▶ _Given request_: Consider the data that follows and state how many lines contain the string "screenshot", using the number alone.

▶ _Supplied data_:
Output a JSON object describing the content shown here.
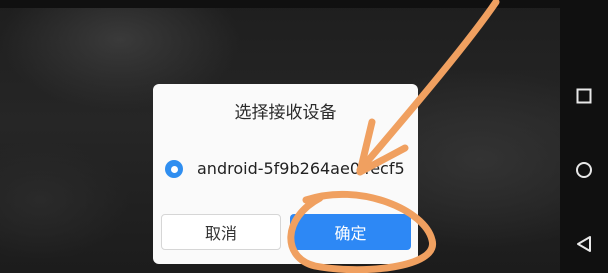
{
  "dialog": {
    "title": "选择接收设备",
    "devices": [
      {
        "label": "android-5f9b264ae04ecf5",
        "selected": true
      }
    ],
    "cancel_label": "取消",
    "confirm_label": "确定"
  },
  "navbar": {
    "recents_icon": "square-recents-icon",
    "home_icon": "circle-home-icon",
    "back_icon": "triangle-back-icon"
  },
  "annotation": {
    "color": "#f0a060",
    "shapes": [
      "arrow",
      "circle"
    ]
  },
  "colors": {
    "accent": "#2d88f5",
    "dialog_bg": "#fafafa"
  }
}
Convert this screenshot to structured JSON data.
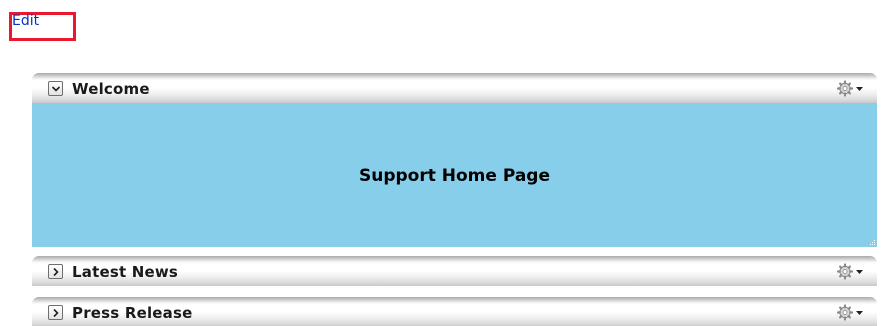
{
  "toolbar": {
    "edit_label": "Edit"
  },
  "panels": [
    {
      "title": "Welcome",
      "state": "expanded",
      "toggle_icon": "chevron-down-icon",
      "menu_icon": "gear-icon",
      "body_text": "Support Home Page"
    },
    {
      "title": "Latest News",
      "state": "collapsed",
      "toggle_icon": "chevron-right-icon",
      "menu_icon": "gear-icon"
    },
    {
      "title": "Press Release",
      "state": "collapsed",
      "toggle_icon": "chevron-right-icon",
      "menu_icon": "gear-icon"
    }
  ],
  "colors": {
    "link": "#0033cc",
    "highlight_border": "#e8192c",
    "welcome_body": "#87ceeb"
  }
}
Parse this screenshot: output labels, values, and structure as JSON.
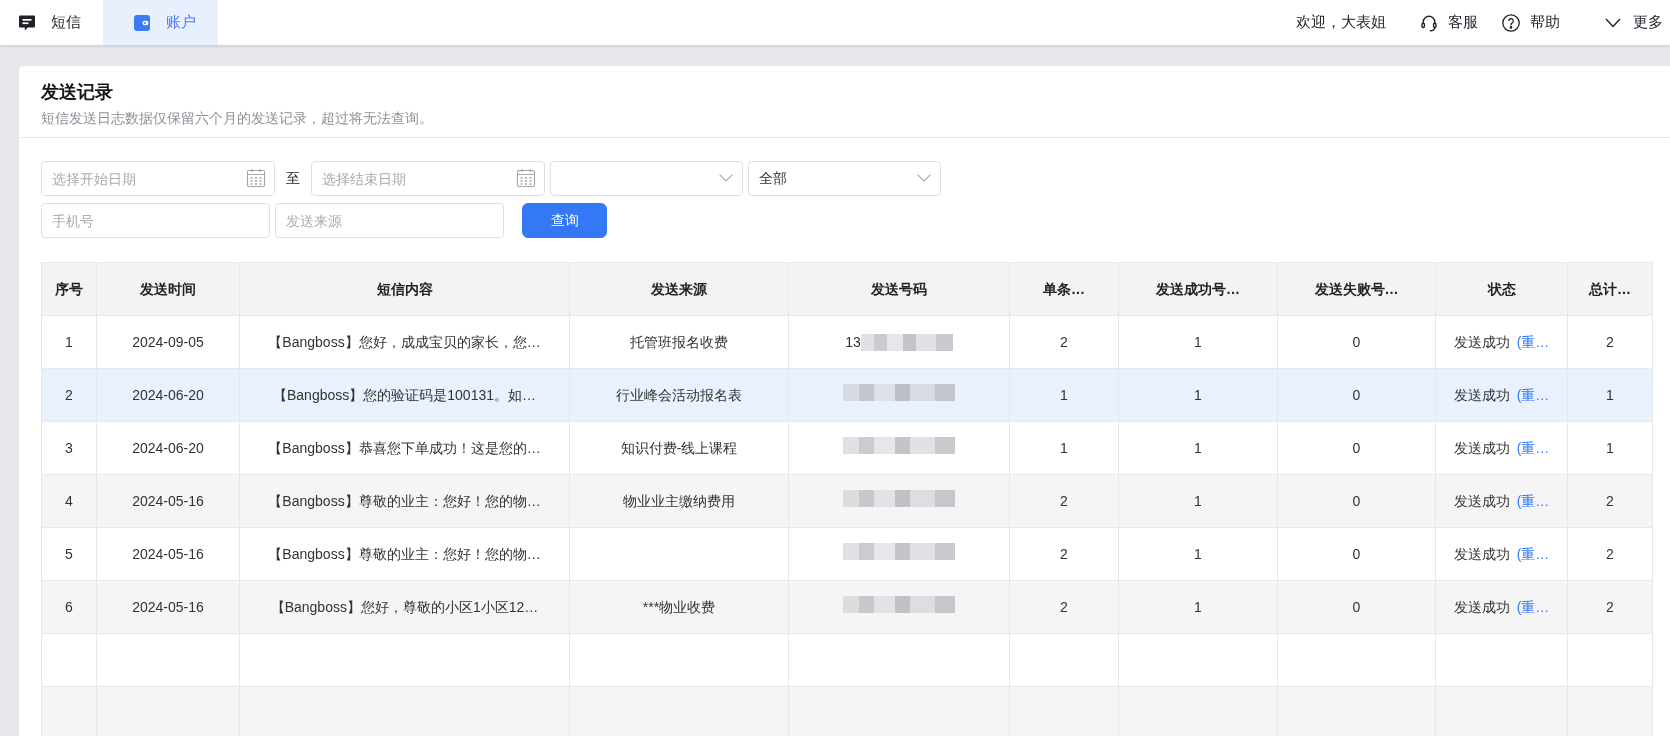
{
  "nav": {
    "tabs": [
      {
        "label": "短信",
        "kind": "messages",
        "selected": false
      },
      {
        "label": "账户",
        "kind": "account",
        "selected": true
      }
    ],
    "welcome": "欢迎，大表姐",
    "links": [
      {
        "label": "客服",
        "kind": "service"
      },
      {
        "label": "帮助",
        "kind": "help"
      },
      {
        "label": "更多",
        "kind": "more"
      }
    ]
  },
  "page": {
    "title": "发送记录",
    "subtitle": "短信发送日志数据仅保留六个月的发送记录，超过将无法查询。"
  },
  "filters": {
    "rows": [
      [
        {
          "kind": "date",
          "placeholder": "选择开始日期"
        },
        {
          "kind": "separator",
          "text": "至"
        },
        {
          "kind": "date",
          "placeholder": "选择结束日期"
        },
        {
          "kind": "select"
        },
        {
          "kind": "select",
          "value": "全部"
        }
      ],
      [
        {
          "kind": "input",
          "placeholder": "手机号"
        },
        {
          "kind": "input",
          "placeholder": "发送来源"
        },
        {
          "kind": "button",
          "label": "查询"
        }
      ]
    ]
  },
  "table": {
    "columns": [
      "序号",
      "发送时间",
      "短信内容",
      "发送来源",
      "发送号码",
      "单条…",
      "发送成功号…",
      "发送失败号…",
      "状态",
      "总计…"
    ],
    "rows": [
      {
        "selected": false,
        "no": "1",
        "time": "2024-09-05",
        "content": "【Bangboss】您好，成成宝贝的家长，您…",
        "source": "托管班报名收费",
        "phone": "13",
        "phone_masked": true,
        "per_count": "2",
        "success": "1",
        "failed": "0",
        "status": "发送成功",
        "action": "(重…",
        "total": "2"
      },
      {
        "selected": true,
        "no": "2",
        "time": "2024-06-20",
        "content": "【Bangboss】您的验证码是100131。如…",
        "source": "行业峰会活动报名表",
        "phone_masked": true,
        "per_count": "1",
        "success": "1",
        "failed": "0",
        "status": "发送成功",
        "action": "(重…",
        "total": "1"
      },
      {
        "selected": false,
        "no": "3",
        "time": "2024-06-20",
        "content": "【Bangboss】恭喜您下单成功！这是您的…",
        "source": "知识付费-线上课程",
        "phone_masked": true,
        "per_count": "1",
        "success": "1",
        "failed": "0",
        "status": "发送成功",
        "action": "(重…",
        "total": "1"
      },
      {
        "selected": false,
        "no": "4",
        "time": "2024-05-16",
        "content": "【Bangboss】尊敬的业主：您好！您的物…",
        "source": "物业业主缴纳费用",
        "phone_masked": true,
        "per_count": "2",
        "success": "1",
        "failed": "0",
        "status": "发送成功",
        "action": "(重…",
        "total": "2"
      },
      {
        "selected": false,
        "no": "5",
        "time": "2024-05-16",
        "content": "【Bangboss】尊敬的业主：您好！您的物…",
        "phone_masked": true,
        "per_count": "2",
        "success": "1",
        "failed": "0",
        "status": "发送成功",
        "action": "(重…",
        "total": "2"
      },
      {
        "selected": false,
        "no": "6",
        "time": "2024-05-16",
        "content": "【Bangboss】您好，尊敬的小区1小区12…",
        "source": "***物业收费",
        "phone_masked": true,
        "per_count": "2",
        "success": "1",
        "failed": "0",
        "status": "发送成功",
        "action": "(重…",
        "total": "2"
      }
    ]
  }
}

▶ _Result_: 2